%%

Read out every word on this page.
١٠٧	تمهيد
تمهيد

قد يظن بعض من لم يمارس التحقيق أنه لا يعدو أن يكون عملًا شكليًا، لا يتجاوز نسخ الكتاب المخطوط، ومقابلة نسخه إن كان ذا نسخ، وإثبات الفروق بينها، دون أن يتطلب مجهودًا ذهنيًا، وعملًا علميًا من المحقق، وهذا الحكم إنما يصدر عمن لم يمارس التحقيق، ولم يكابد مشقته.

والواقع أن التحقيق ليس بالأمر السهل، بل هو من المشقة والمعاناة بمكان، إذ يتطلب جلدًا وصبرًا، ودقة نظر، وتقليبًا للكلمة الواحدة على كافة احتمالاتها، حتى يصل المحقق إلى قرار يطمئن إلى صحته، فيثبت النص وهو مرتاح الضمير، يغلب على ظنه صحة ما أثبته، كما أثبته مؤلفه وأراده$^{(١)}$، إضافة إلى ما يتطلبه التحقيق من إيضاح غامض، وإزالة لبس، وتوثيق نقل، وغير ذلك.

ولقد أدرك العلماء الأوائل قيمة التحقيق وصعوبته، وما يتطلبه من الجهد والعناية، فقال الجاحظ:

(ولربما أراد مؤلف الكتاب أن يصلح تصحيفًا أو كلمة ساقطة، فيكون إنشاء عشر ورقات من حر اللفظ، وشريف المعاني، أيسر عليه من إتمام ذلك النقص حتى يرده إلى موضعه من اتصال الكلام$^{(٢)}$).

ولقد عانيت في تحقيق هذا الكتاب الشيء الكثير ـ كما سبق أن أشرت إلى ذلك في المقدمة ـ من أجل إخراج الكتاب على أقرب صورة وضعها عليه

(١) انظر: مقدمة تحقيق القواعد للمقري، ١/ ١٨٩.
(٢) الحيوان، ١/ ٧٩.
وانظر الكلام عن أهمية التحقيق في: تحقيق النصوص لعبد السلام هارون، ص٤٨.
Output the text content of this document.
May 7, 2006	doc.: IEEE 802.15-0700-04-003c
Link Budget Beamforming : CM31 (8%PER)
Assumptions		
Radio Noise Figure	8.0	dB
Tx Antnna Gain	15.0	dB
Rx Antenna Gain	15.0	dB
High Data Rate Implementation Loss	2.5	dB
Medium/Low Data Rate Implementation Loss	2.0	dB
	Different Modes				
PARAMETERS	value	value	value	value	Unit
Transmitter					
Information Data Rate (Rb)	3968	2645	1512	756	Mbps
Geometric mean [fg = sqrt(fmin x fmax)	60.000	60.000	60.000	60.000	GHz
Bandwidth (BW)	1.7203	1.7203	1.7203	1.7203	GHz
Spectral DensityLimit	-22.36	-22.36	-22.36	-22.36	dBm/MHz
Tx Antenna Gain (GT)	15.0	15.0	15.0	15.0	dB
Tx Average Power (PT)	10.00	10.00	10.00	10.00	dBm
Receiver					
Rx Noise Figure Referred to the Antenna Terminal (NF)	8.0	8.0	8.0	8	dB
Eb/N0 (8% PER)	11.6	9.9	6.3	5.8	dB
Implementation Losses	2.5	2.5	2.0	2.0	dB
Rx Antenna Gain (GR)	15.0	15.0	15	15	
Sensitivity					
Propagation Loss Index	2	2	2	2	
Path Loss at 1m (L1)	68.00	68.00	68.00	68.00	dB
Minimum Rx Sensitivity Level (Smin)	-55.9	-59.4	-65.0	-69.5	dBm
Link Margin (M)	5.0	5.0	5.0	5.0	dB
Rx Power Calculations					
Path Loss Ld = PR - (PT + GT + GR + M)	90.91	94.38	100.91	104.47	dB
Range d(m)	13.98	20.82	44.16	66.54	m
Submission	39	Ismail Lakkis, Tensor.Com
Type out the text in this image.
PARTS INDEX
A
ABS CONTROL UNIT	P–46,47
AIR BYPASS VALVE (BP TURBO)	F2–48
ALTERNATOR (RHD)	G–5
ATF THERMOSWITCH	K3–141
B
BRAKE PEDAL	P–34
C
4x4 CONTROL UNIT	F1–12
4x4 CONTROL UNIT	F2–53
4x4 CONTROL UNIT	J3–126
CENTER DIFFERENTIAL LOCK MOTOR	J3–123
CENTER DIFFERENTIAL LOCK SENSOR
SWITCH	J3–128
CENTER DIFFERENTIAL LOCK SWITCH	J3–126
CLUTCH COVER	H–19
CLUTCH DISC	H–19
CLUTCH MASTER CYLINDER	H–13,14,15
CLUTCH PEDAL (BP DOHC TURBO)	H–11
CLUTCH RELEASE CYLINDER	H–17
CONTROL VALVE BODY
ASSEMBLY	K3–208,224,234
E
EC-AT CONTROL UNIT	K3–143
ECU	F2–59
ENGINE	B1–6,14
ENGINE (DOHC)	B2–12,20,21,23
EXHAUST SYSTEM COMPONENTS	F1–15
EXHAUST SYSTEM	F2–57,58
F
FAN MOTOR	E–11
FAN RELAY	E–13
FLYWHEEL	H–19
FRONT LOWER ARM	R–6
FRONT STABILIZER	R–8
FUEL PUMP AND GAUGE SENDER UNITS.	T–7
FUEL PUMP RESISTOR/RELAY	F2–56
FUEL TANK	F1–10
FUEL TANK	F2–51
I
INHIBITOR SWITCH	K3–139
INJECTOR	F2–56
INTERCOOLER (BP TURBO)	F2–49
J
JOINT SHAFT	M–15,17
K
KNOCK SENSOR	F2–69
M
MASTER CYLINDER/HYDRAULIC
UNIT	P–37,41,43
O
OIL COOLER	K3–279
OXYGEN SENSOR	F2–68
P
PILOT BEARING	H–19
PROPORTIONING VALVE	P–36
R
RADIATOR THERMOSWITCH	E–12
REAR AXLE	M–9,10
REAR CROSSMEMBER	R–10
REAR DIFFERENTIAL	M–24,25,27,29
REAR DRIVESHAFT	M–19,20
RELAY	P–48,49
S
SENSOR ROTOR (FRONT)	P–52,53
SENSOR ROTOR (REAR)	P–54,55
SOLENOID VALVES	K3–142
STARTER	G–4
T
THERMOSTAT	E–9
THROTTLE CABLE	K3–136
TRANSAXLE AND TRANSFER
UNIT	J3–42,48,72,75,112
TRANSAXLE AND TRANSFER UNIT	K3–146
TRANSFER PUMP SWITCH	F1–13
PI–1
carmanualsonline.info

%%

CHALLENGE: Print every line of the records exactly. Omit nothing.

REPLY:
Read out every word on this page.
١٠٧	تمهيد
تمهيد

قد يظن بعض من لم يمارس التحقيق أنه لا يعدو أن يكون عملًا شكليًا، لا يتجاوز نسخ الكتاب المخطوط، ومقابلة نسخه إن كان ذا نسخ، وإثبات الفروق بينها، دون أن يتطلب مجهودًا ذهنيًا، وعملًا علميًا من المحقق، وهذا الحكم إنما يصدر عمن لم يمارس التحقيق، ولم يكابد مشقته.

والواقع أن التحقيق ليس بالأمر السهل، بل هو من المشقة والمعاناة بمكان، إذ يتطلب جلدًا وصبرًا، ودقة نظر، وتقليبًا للكلمة الواحدة على كافة احتمالاتها، حتى يصل المحقق إلى قرار يطمئن إلى صحته، فيثبت النص وهو مرتاح الضمير، يغلب على ظنه صحة ما أثبته، كما أثبته مؤلفه وأراده$^{(١)}$، إضافة إلى ما يتطلبه التحقيق من إيضاح غامض، وإزالة لبس، وتوثيق نقل، وغير ذلك.

ولقد أدرك العلماء الأوائل قيمة التحقيق وصعوبته، وما يتطلبه من الجهد والعناية، فقال الجاحظ:

(ولربما أراد مؤلف الكتاب أن يصلح تصحيفًا أو كلمة ساقطة، فيكون إنشاء عشر ورقات من حر اللفظ، وشريف المعاني، أيسر عليه من إتمام ذلك النقص حتى يرده إلى موضعه من اتصال الكلام$^{(٢)}$).

ولقد عانيت في تحقيق هذا الكتاب الشيء الكثير ـ كما سبق أن أشرت إلى ذلك في المقدمة ـ من أجل إخراج الكتاب على أقرب صورة وضعها عليه

(١) انظر: مقدمة تحقيق القواعد للمقري، ١/ ١٨٩.
(٢) الحيوان، ١/ ٧٩.
وانظر الكلام عن أهمية التحقيق في: تحقيق النصوص لعبد السلام هارون، ص٤٨.
Output the text content of this document.
May 7, 2006	doc.: IEEE 802.15-0700-04-003c
Link Budget Beamforming : CM31 (8%PER)
Assumptions		
Radio Noise Figure	8.0	dB
Tx Antnna Gain	15.0	dB
Rx Antenna Gain	15.0	dB
High Data Rate Implementation Loss	2.5	dB
Medium/Low Data Rate Implementation Loss	2.0	dB
	Different Modes				
PARAMETERS	value	value	value	value	Unit
Transmitter					
Information Data Rate (Rb)	3968	2645	1512	756	Mbps
Geometric mean [fg = sqrt(fmin x fmax)	60.000	60.000	60.000	60.000	GHz
Bandwidth (BW)	1.7203	1.7203	1.7203	1.7203	GHz
Spectral DensityLimit	-22.36	-22.36	-22.36	-22.36	dBm/MHz
Tx Antenna Gain (GT)	15.0	15.0	15.0	15.0	dB
Tx Average Power (PT)	10.00	10.00	10.00	10.00	dBm
Receiver					
Rx Noise Figure Referred to the Antenna Terminal (NF)	8.0	8.0	8.0	8	dB
Eb/N0 (8% PER)	11.6	9.9	6.3	5.8	dB
Implementation Losses	2.5	2.5	2.0	2.0	dB
Rx Antenna Gain (GR)	15.0	15.0	15	15	
Sensitivity					
Propagation Loss Index	2	2	2	2	
Path Loss at 1m (L1)	68.00	68.00	68.00	68.00	dB
Minimum Rx Sensitivity Level (Smin)	-55.9	-59.4	-65.0	-69.5	dBm
Link Margin (M)	5.0	5.0	5.0	5.0	dB
Rx Power Calculations					
Path Loss Ld = PR - (PT + GT + GR + M)	90.91	94.38	100.91	104.47	dB
Range d(m)	13.98	20.82	44.16	66.54	m
Submission	39	Ismail Lakkis, Tensor.Com
Type out the text in this image.
PARTS INDEX
A
ABS CONTROL UNIT	P–46,47
AIR BYPASS VALVE (BP TURBO)	F2–48
ALTERNATOR (RHD)	G–5
ATF THERMOSWITCH	K3–141
B
BRAKE PEDAL	P–34
C
4x4 CONTROL UNIT	F1–12
4x4 CONTROL UNIT	F2–53
4x4 CONTROL UNIT	J3–126
CENTER DIFFERENTIAL LOCK MOTOR	J3–123
CENTER DIFFERENTIAL LOCK SENSOR
SWITCH	J3–128
CENTER DIFFERENTIAL LOCK SWITCH	J3–126
CLUTCH COVER	H–19
CLUTCH DISC	H–19
CLUTCH MASTER CYLINDER	H–13,14,15
CLUTCH PEDAL (BP DOHC TURBO)	H–11
CLUTCH RELEASE CYLINDER	H–17
CONTROL VALVE BODY
ASSEMBLY	K3–208,224,234
E
EC-AT CONTROL UNIT	K3–143
ECU	F2–59
ENGINE	B1–6,14
ENGINE (DOHC)	B2–12,20,21,23
EXHAUST SYSTEM COMPONENTS	F1–15
EXHAUST SYSTEM	F2–57,58
F
FAN MOTOR	E–11
FAN RELAY	E–13
FLYWHEEL	H–19
FRONT LOWER ARM	R–6
FRONT STABILIZER	R–8
FUEL PUMP AND GAUGE SENDER UNITS.	T–7
FUEL PUMP RESISTOR/RELAY	F2–56
FUEL TANK	F1–10
FUEL TANK	F2–51
I
INHIBITOR SWITCH	K3–139
INJECTOR	F2–56
INTERCOOLER (BP TURBO)	F2–49
J
JOINT SHAFT	M–15,17
K
KNOCK SENSOR	F2–69
M
MASTER CYLINDER/HYDRAULIC
UNIT	P–37,41,43
O
OIL COOLER	K3–279
OXYGEN SENSOR	F2–68
P
PILOT BEARING	H–19
PROPORTIONING VALVE	P–36
R
RADIATOR THERMOSWITCH	E–12
REAR AXLE	M–9,10
REAR CROSSMEMBER	R–10
REAR DIFFERENTIAL	M–24,25,27,29
REAR DRIVESHAFT	M–19,20
RELAY	P–48,49
S
SENSOR ROTOR (FRONT)	P–52,53
SENSOR ROTOR (REAR)	P–54,55
SOLENOID VALVES	K3–142
STARTER	G–4
T
THERMOSTAT	E–9
THROTTLE CABLE	K3–136
TRANSAXLE AND TRANSFER
UNIT	J3–42,48,72,75,112
TRANSAXLE AND TRANSFER UNIT	K3–146
TRANSFER PUMP SWITCH	F1–13
PI–1
carmanualsonline.info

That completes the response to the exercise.